» DATA FOR THIS EXERCISE:
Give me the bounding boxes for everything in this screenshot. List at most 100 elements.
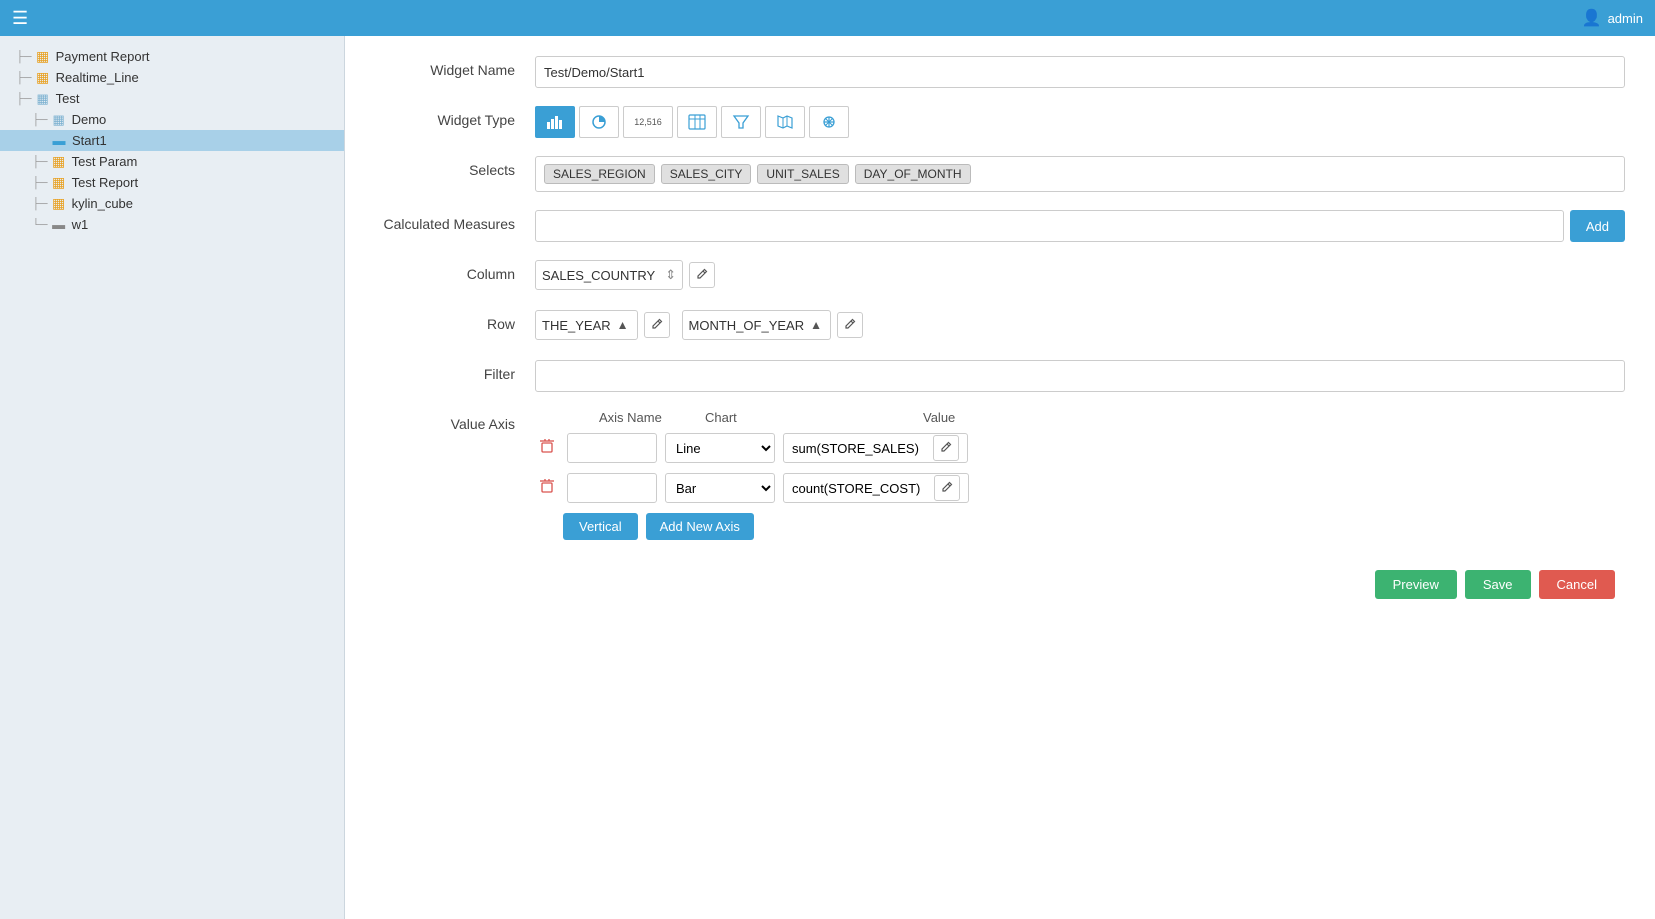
widget-name-label: Widget Name: [375, 56, 535, 78]
axis-name-input-1[interactable]: [567, 433, 657, 463]
sidebar-item-realtime-line[interactable]: ├─ ▦ Realtime_Line: [0, 67, 344, 88]
sidebar-item-start1[interactable]: ▬ Start1: [0, 130, 344, 151]
axis-header-value: Value: [923, 410, 955, 425]
sidebar-item-kylin-cube[interactable]: ├─ ▦ kylin_cube: [0, 193, 344, 214]
row-arrow-month-of-year[interactable]: ▲: [808, 318, 824, 332]
filter-input[interactable]: [535, 360, 1625, 392]
select-tag-unit-sales: UNIT_SALES: [757, 164, 848, 184]
row-row: Row THE_YEAR ▲ MONTH_OF_YEAR ▲: [375, 310, 1625, 342]
axis-name-input-2[interactable]: [567, 473, 657, 503]
delete-axis-1-button[interactable]: [535, 438, 559, 459]
column-edit-button[interactable]: [689, 262, 715, 288]
value-formula-1: sum(STORE_SALES): [792, 441, 919, 456]
table-icon: [688, 114, 706, 130]
column-dropdown-arrow: ⇕: [665, 267, 676, 283]
row-dropdown-month-of-year[interactable]: MONTH_OF_YEAR ▲: [682, 310, 831, 340]
report-icon: ▦: [34, 50, 52, 64]
sidebar-item-label: Start1: [72, 133, 107, 148]
sidebar-item-demo[interactable]: ├─ ▦ Demo: [0, 109, 344, 130]
connector: ├─: [16, 51, 32, 63]
widget-type-table[interactable]: [677, 106, 717, 138]
sidebar-item-w1[interactable]: └─ ▬ w1: [0, 214, 344, 235]
axis-row-1: Line Bar Area Scatter sum(STORE_SALES): [535, 433, 1625, 463]
filter-icon: [732, 114, 750, 130]
folder-icon: ▦: [34, 92, 52, 106]
axis-row-2: Line Bar Area Scatter count(STORE_COST): [535, 473, 1625, 503]
row-label: Row: [375, 310, 535, 332]
custom-icon: [820, 114, 838, 130]
value-axis-headers: Axis Name Chart Value: [535, 410, 1625, 425]
sidebar-item-test[interactable]: ├─ ▦ Test: [0, 88, 344, 109]
sidebar-item-test-report[interactable]: ├─ ▦ Test Report: [0, 172, 344, 193]
widget-type-map[interactable]: [765, 106, 805, 138]
delete-axis-2-button[interactable]: [535, 478, 559, 499]
sidebar: ├─ ▦ Payment Report ├─ ▦ Realtime_Line ├…: [0, 36, 345, 919]
connector: ├─: [32, 177, 48, 189]
value-edit-button-1[interactable]: [933, 435, 959, 461]
sidebar-item-label: kylin_cube: [72, 196, 133, 211]
value-formula-2: count(STORE_COST): [792, 481, 920, 496]
value-edit-button-2[interactable]: [934, 475, 960, 501]
row-dropdown-the-year[interactable]: THE_YEAR ▲: [535, 310, 638, 340]
calculated-measures-input[interactable]: [535, 210, 1564, 242]
row-arrow-the-year[interactable]: ▲: [615, 318, 631, 332]
sidebar-item-payment-report[interactable]: ├─ ▦ Payment Report: [0, 46, 344, 67]
sidebar-item-label: Test Report: [72, 175, 138, 190]
connector: ├─: [32, 198, 48, 210]
sidebar-item-label: Payment Report: [56, 49, 150, 64]
row-value-month-of-year: MONTH_OF_YEAR: [689, 318, 805, 333]
delete-icon: [539, 478, 555, 494]
widget-type-bar-chart[interactable]: [535, 106, 575, 138]
preview-button[interactable]: Preview: [1375, 570, 1457, 599]
cancel-button[interactable]: Cancel: [1539, 570, 1615, 599]
user-icon: 👤: [1582, 8, 1602, 28]
report-icon: ▦: [50, 176, 68, 190]
filter-control: [535, 360, 1625, 392]
hamburger-icon[interactable]: ☰: [12, 8, 28, 29]
sidebar-item-test-param[interactable]: ├─ ▦ Test Param: [0, 151, 344, 172]
value-axis-row: Value Axis Axis Name Chart Value: [375, 410, 1625, 540]
connector: ├─: [32, 114, 48, 126]
add-new-axis-button[interactable]: Add New Axis: [646, 513, 754, 540]
chart-type-select-2[interactable]: Line Bar Area Scatter: [665, 473, 775, 503]
select-tag-sales-region: SALES_REGION: [544, 164, 655, 184]
widget-type-pie-chart[interactable]: [579, 106, 619, 138]
vertical-button[interactable]: Vertical: [563, 513, 638, 540]
widget-name-control: [535, 56, 1625, 88]
widget-name-input[interactable]: [535, 56, 1625, 88]
edit-icon: [844, 318, 856, 330]
edit-icon: [696, 268, 708, 280]
row-control: THE_YEAR ▲ MONTH_OF_YEAR ▲: [535, 310, 1625, 340]
value-display-2: count(STORE_COST): [783, 473, 969, 503]
widget-type-label: Widget Type: [375, 106, 535, 128]
add-measure-button[interactable]: Add: [1570, 210, 1625, 242]
widget-type-number[interactable]: 12,516: [623, 106, 673, 138]
axis-header-chart: Chart: [705, 410, 825, 425]
number-label: 12,516: [634, 117, 662, 127]
save-button[interactable]: Save: [1465, 570, 1531, 599]
action-buttons: Preview Save Cancel: [375, 570, 1625, 599]
map-icon: [776, 114, 794, 130]
document-icon: ▬: [50, 218, 68, 232]
sidebar-item-label: Test: [56, 91, 80, 106]
widget-type-control: 12,516: [535, 106, 1625, 138]
filter-label: Filter: [375, 360, 535, 382]
calculated-measures-control: Add: [535, 210, 1625, 242]
main-layout: ├─ ▦ Payment Report ├─ ▦ Realtime_Line ├…: [0, 36, 1655, 919]
bar-chart-icon: [546, 114, 564, 130]
value-display-1: sum(STORE_SALES): [783, 433, 968, 463]
connector: ├─: [16, 93, 32, 105]
pie-chart-icon: [590, 114, 608, 130]
folder-icon: ▦: [50, 113, 68, 127]
selects-container[interactable]: SALES_REGION SALES_CITY UNIT_SALES DAY_O…: [535, 156, 1625, 192]
column-dropdown[interactable]: SALES_COUNTRY ⇕: [535, 260, 683, 290]
row-edit-button-2[interactable]: [837, 312, 863, 338]
row-edit-button-1[interactable]: [644, 312, 670, 338]
widget-name-row: Widget Name: [375, 56, 1625, 88]
widget-type-filter[interactable]: [721, 106, 761, 138]
column-value: SALES_COUNTRY: [542, 268, 655, 283]
chart-type-select-1[interactable]: Line Bar Area Scatter: [665, 433, 775, 463]
connector: ├─: [16, 72, 32, 84]
widget-type-custom[interactable]: [809, 106, 849, 138]
calculated-measures-row: Calculated Measures Add: [375, 210, 1625, 242]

» SHORT EXERCISE: Rewrite the listing above with every instance of "connector" renamed to "branch-marker" and nothing else changed. Omit the pictures.

» RESULT OF THIS EXERCISE:
Give me the bounding boxes for everything in this screenshot. List at most 100 elements.
widget-name-label: Widget Name: [375, 56, 535, 78]
axis-name-input-1[interactable]: [567, 433, 657, 463]
sidebar-item-realtime-line[interactable]: ├─ ▦ Realtime_Line: [0, 67, 344, 88]
sidebar-item-start1[interactable]: ▬ Start1: [0, 130, 344, 151]
axis-header-value: Value: [923, 410, 955, 425]
sidebar-item-kylin-cube[interactable]: ├─ ▦ kylin_cube: [0, 193, 344, 214]
row-arrow-month-of-year[interactable]: ▲: [808, 318, 824, 332]
filter-input[interactable]: [535, 360, 1625, 392]
select-tag-unit-sales: UNIT_SALES: [757, 164, 848, 184]
row-row: Row THE_YEAR ▲ MONTH_OF_YEAR ▲: [375, 310, 1625, 342]
axis-name-input-2[interactable]: [567, 473, 657, 503]
delete-axis-1-button[interactable]: [535, 438, 559, 459]
column-edit-button[interactable]: [689, 262, 715, 288]
value-formula-1: sum(STORE_SALES): [792, 441, 919, 456]
table-icon: [688, 114, 706, 130]
column-dropdown-arrow: ⇕: [665, 267, 676, 283]
row-dropdown-month-of-year[interactable]: MONTH_OF_YEAR ▲: [682, 310, 831, 340]
report-icon: ▦: [34, 50, 52, 64]
sidebar-item-label: Start1: [72, 133, 107, 148]
sidebar-item-demo[interactable]: ├─ ▦ Demo: [0, 109, 344, 130]
branch-marker: ├─: [16, 51, 32, 63]
widget-type-table[interactable]: [677, 106, 717, 138]
sidebar-item-w1[interactable]: └─ ▬ w1: [0, 214, 344, 235]
axis-row-1: Line Bar Area Scatter sum(STORE_SALES): [535, 433, 1625, 463]
filter-icon: [732, 114, 750, 130]
folder-icon: ▦: [34, 92, 52, 106]
axis-row-2: Line Bar Area Scatter count(STORE_COST): [535, 473, 1625, 503]
row-label: Row: [375, 310, 535, 332]
custom-icon: [820, 114, 838, 130]
value-axis-headers: Axis Name Chart Value: [535, 410, 1625, 425]
sidebar-item-test[interactable]: ├─ ▦ Test: [0, 88, 344, 109]
sidebar-item-test-report[interactable]: ├─ ▦ Test Report: [0, 172, 344, 193]
widget-type-map[interactable]: [765, 106, 805, 138]
delete-axis-2-button[interactable]: [535, 478, 559, 499]
sidebar: ├─ ▦ Payment Report ├─ ▦ Realtime_Line ├…: [0, 36, 345, 919]
branch-marker: ├─: [32, 177, 48, 189]
value-edit-button-1[interactable]: [933, 435, 959, 461]
sidebar-item-label: kylin_cube: [72, 196, 133, 211]
value-formula-2: count(STORE_COST): [792, 481, 920, 496]
value-edit-button-2[interactable]: [934, 475, 960, 501]
row-dropdown-the-year[interactable]: THE_YEAR ▲: [535, 310, 638, 340]
calculated-measures-input[interactable]: [535, 210, 1564, 242]
row-arrow-the-year[interactable]: ▲: [615, 318, 631, 332]
sidebar-item-payment-report[interactable]: ├─ ▦ Payment Report: [0, 46, 344, 67]
sidebar-item-label: Test Report: [72, 175, 138, 190]
branch-marker: ├─: [32, 198, 48, 210]
sidebar-item-label: Payment Report: [56, 49, 150, 64]
row-value-month-of-year: MONTH_OF_YEAR: [689, 318, 805, 333]
delete-icon: [539, 478, 555, 494]
widget-type-bar-chart[interactable]: [535, 106, 575, 138]
preview-button[interactable]: Preview: [1375, 570, 1457, 599]
cancel-button[interactable]: Cancel: [1539, 570, 1615, 599]
user-icon: 👤: [1582, 8, 1602, 28]
report-icon: ▦: [50, 176, 68, 190]
filter-control: [535, 360, 1625, 392]
hamburger-icon[interactable]: ☰: [12, 8, 28, 29]
sidebar-item-test-param[interactable]: ├─ ▦ Test Param: [0, 151, 344, 172]
value-axis-row: Value Axis Axis Name Chart Value: [375, 410, 1625, 540]
branch-marker: ├─: [32, 114, 48, 126]
add-new-axis-button[interactable]: Add New Axis: [646, 513, 754, 540]
chart-type-select-2[interactable]: Line Bar Area Scatter: [665, 473, 775, 503]
select-tag-sales-region: SALES_REGION: [544, 164, 655, 184]
widget-type-pie-chart[interactable]: [579, 106, 619, 138]
vertical-button[interactable]: Vertical: [563, 513, 638, 540]
widget-name-control: [535, 56, 1625, 88]
widget-name-input[interactable]: [535, 56, 1625, 88]
edit-icon: [844, 318, 856, 330]
edit-icon: [696, 268, 708, 280]
row-control: THE_YEAR ▲ MONTH_OF_YEAR ▲: [535, 310, 1625, 340]
value-display-2: count(STORE_COST): [783, 473, 969, 503]
widget-type-label: Widget Type: [375, 106, 535, 128]
add-measure-button[interactable]: Add: [1570, 210, 1625, 242]
widget-type-number[interactable]: 12,516: [623, 106, 673, 138]
axis-header-chart: Chart: [705, 410, 825, 425]
number-label: 12,516: [634, 117, 662, 127]
save-button[interactable]: Save: [1465, 570, 1531, 599]
action-buttons: Preview Save Cancel: [375, 570, 1625, 599]
map-icon: [776, 114, 794, 130]
document-icon: ▬: [50, 218, 68, 232]
sidebar-item-label: Test: [56, 91, 80, 106]
widget-type-control: 12,516: [535, 106, 1625, 138]
filter-label: Filter: [375, 360, 535, 382]
calculated-measures-control: Add: [535, 210, 1625, 242]
main-layout: ├─ ▦ Payment Report ├─ ▦ Realtime_Line ├…: [0, 36, 1655, 919]
bar-chart-icon: [546, 114, 564, 130]
value-display-1: sum(STORE_SALES): [783, 433, 968, 463]
branch-marker: ├─: [16, 93, 32, 105]
pie-chart-icon: [590, 114, 608, 130]
folder-icon: ▦: [50, 113, 68, 127]
selects-container[interactable]: SALES_REGION SALES_CITY UNIT_SALES DAY_O…: [535, 156, 1625, 192]
column-dropdown[interactable]: SALES_COUNTRY ⇕: [535, 260, 683, 290]
row-edit-button-2[interactable]: [837, 312, 863, 338]
row-edit-button-1[interactable]: [644, 312, 670, 338]
widget-name-row: Widget Name: [375, 56, 1625, 88]
widget-type-filter[interactable]: [721, 106, 761, 138]
column-value: SALES_COUNTRY: [542, 268, 655, 283]
chart-type-select-1[interactable]: Line Bar Area Scatter: [665, 433, 775, 463]
branch-marker: ├─: [16, 72, 32, 84]
widget-type-custom[interactable]: [809, 106, 849, 138]
calculated-measures-row: Calculated Measures Add: [375, 210, 1625, 242]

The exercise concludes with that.